> [Extracted records]:
☆ ☆ ☆

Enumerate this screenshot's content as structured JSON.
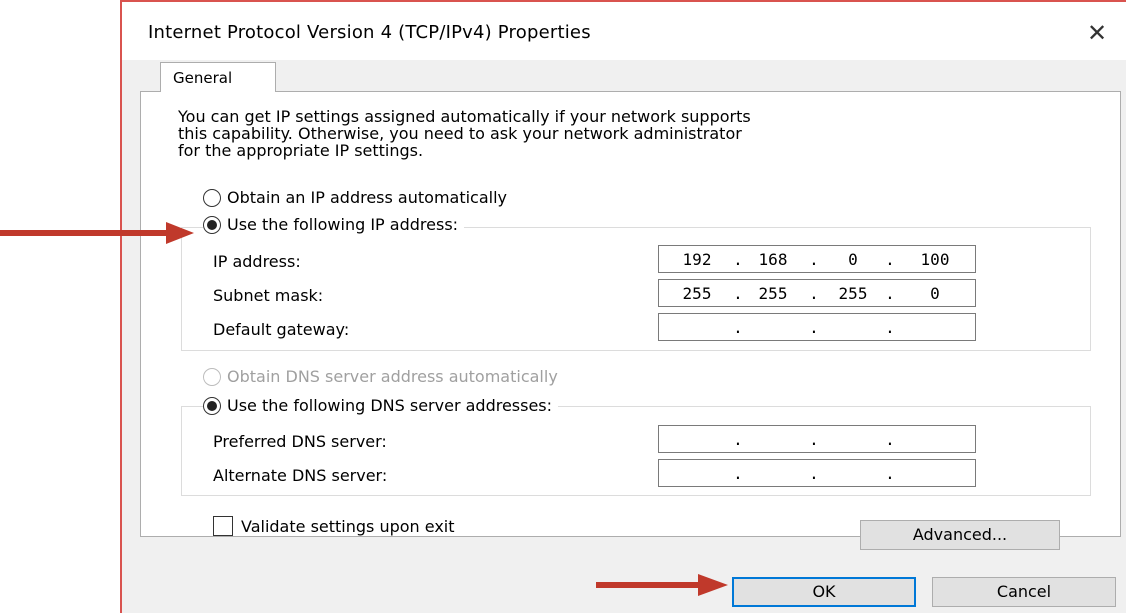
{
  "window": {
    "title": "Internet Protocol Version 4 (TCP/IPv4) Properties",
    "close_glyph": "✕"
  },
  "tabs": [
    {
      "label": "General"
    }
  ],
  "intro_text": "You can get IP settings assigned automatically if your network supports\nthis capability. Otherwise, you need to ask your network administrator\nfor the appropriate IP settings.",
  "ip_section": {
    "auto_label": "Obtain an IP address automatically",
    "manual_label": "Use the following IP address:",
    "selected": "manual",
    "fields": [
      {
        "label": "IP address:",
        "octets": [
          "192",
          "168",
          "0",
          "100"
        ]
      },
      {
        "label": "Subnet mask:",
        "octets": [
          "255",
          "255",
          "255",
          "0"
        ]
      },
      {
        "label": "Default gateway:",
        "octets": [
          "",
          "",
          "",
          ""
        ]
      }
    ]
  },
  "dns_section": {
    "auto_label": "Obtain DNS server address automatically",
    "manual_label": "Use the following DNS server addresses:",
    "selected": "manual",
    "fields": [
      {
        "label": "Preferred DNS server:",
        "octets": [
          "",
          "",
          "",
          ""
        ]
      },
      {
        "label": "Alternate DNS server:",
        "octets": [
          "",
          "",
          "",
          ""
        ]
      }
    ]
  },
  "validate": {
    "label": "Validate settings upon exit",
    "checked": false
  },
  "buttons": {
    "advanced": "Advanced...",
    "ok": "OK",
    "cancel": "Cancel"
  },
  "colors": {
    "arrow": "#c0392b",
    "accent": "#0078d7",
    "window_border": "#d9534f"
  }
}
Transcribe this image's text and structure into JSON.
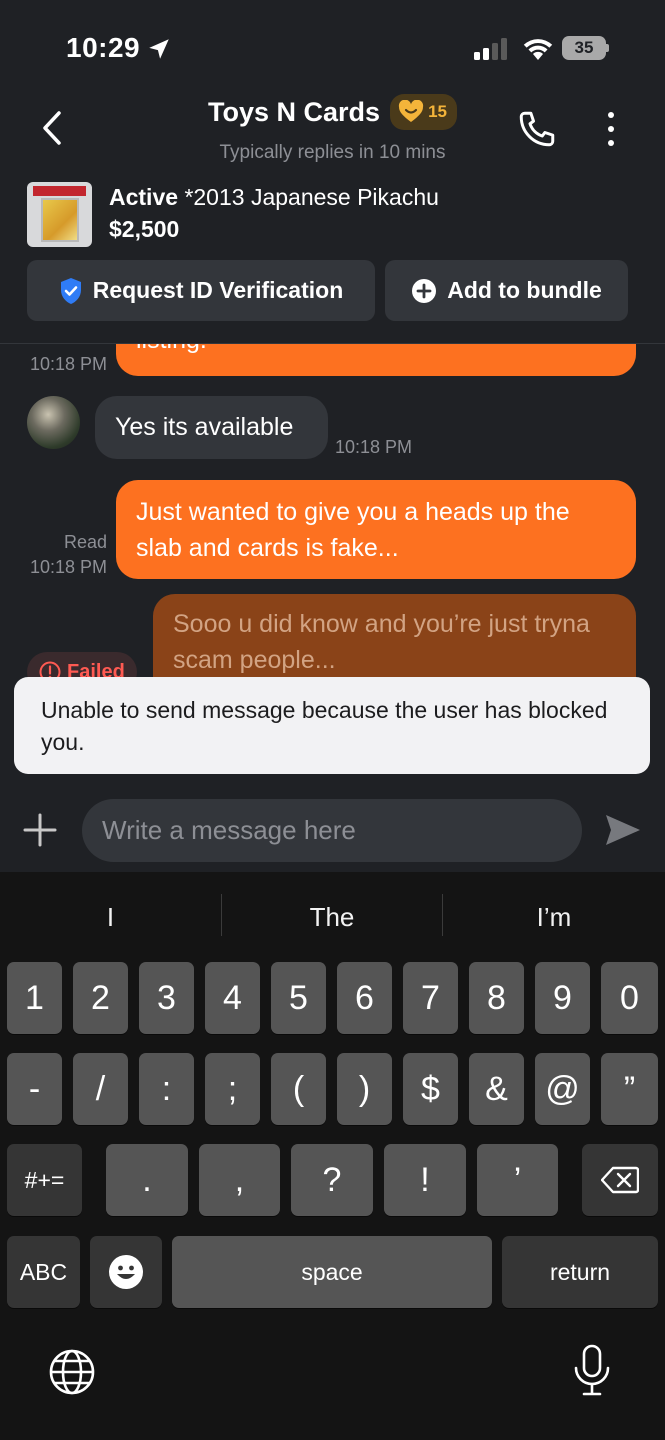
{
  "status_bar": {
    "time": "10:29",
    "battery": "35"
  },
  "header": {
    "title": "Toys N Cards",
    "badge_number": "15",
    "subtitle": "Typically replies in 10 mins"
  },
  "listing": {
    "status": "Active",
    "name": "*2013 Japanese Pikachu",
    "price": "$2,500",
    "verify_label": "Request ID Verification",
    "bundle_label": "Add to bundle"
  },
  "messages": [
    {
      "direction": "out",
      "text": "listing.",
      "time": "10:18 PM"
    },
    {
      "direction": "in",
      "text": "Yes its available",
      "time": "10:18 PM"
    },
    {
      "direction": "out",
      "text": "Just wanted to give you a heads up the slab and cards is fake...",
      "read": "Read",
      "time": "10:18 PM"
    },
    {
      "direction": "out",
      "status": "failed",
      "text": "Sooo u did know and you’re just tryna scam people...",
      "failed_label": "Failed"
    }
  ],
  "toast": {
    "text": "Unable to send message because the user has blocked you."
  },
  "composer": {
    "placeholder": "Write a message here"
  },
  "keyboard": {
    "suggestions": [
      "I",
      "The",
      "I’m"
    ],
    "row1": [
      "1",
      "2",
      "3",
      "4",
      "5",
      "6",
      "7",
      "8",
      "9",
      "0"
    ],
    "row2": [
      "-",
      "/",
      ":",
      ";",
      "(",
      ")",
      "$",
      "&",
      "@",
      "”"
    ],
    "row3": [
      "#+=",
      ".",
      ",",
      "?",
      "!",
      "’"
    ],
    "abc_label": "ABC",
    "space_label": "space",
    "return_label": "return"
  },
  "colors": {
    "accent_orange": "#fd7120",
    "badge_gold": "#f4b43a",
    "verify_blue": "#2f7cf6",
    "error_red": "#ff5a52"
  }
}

☆ ☆ ☆

> [Goal of the exercise]:
Print each entry shown above with exact wording and no pictures.

> [Worked answer]:
Enumerate this screenshot's content as structured JSON.
{
  "window": {
    "title": "Internet Protocol Version 4 (TCP/IPv4) Properties",
    "close_glyph": "✕"
  },
  "tabs": [
    {
      "label": "General"
    }
  ],
  "intro_text": "You can get IP settings assigned automatically if your network supports\nthis capability. Otherwise, you need to ask your network administrator\nfor the appropriate IP settings.",
  "ip_section": {
    "auto_label": "Obtain an IP address automatically",
    "manual_label": "Use the following IP address:",
    "selected": "manual",
    "fields": [
      {
        "label": "IP address:",
        "octets": [
          "192",
          "168",
          "0",
          "100"
        ]
      },
      {
        "label": "Subnet mask:",
        "octets": [
          "255",
          "255",
          "255",
          "0"
        ]
      },
      {
        "label": "Default gateway:",
        "octets": [
          "",
          "",
          "",
          ""
        ]
      }
    ]
  },
  "dns_section": {
    "auto_label": "Obtain DNS server address automatically",
    "manual_label": "Use the following DNS server addresses:",
    "selected": "manual",
    "fields": [
      {
        "label": "Preferred DNS server:",
        "octets": [
          "",
          "",
          "",
          ""
        ]
      },
      {
        "label": "Alternate DNS server:",
        "octets": [
          "",
          "",
          "",
          ""
        ]
      }
    ]
  },
  "validate": {
    "label": "Validate settings upon exit",
    "checked": false
  },
  "buttons": {
    "advanced": "Advanced...",
    "ok": "OK",
    "cancel": "Cancel"
  },
  "colors": {
    "arrow": "#c0392b",
    "accent": "#0078d7",
    "window_border": "#d9534f"
  }
}
Transcribe this image's text and structure into JSON.
{
  "status_bar": {
    "time": "10:29",
    "battery": "35"
  },
  "header": {
    "title": "Toys N Cards",
    "badge_number": "15",
    "subtitle": "Typically replies in 10 mins"
  },
  "listing": {
    "status": "Active",
    "name": "*2013 Japanese Pikachu",
    "price": "$2,500",
    "verify_label": "Request ID Verification",
    "bundle_label": "Add to bundle"
  },
  "messages": [
    {
      "direction": "out",
      "text": "listing.",
      "time": "10:18 PM"
    },
    {
      "direction": "in",
      "text": "Yes its available",
      "time": "10:18 PM"
    },
    {
      "direction": "out",
      "text": "Just wanted to give you a heads up the slab and cards is fake...",
      "read": "Read",
      "time": "10:18 PM"
    },
    {
      "direction": "out",
      "status": "failed",
      "text": "Sooo u did know and you’re just tryna scam people...",
      "failed_label": "Failed"
    }
  ],
  "toast": {
    "text": "Unable to send message because the user has blocked you."
  },
  "composer": {
    "placeholder": "Write a message here"
  },
  "keyboard": {
    "suggestions": [
      "I",
      "The",
      "I’m"
    ],
    "row1": [
      "1",
      "2",
      "3",
      "4",
      "5",
      "6",
      "7",
      "8",
      "9",
      "0"
    ],
    "row2": [
      "-",
      "/",
      ":",
      ";",
      "(",
      ")",
      "$",
      "&",
      "@",
      "”"
    ],
    "row3": [
      "#+=",
      ".",
      ",",
      "?",
      "!",
      "’"
    ],
    "abc_label": "ABC",
    "space_label": "space",
    "return_label": "return"
  },
  "colors": {
    "accent_orange": "#fd7120",
    "badge_gold": "#f4b43a",
    "verify_blue": "#2f7cf6",
    "error_red": "#ff5a52"
  }
}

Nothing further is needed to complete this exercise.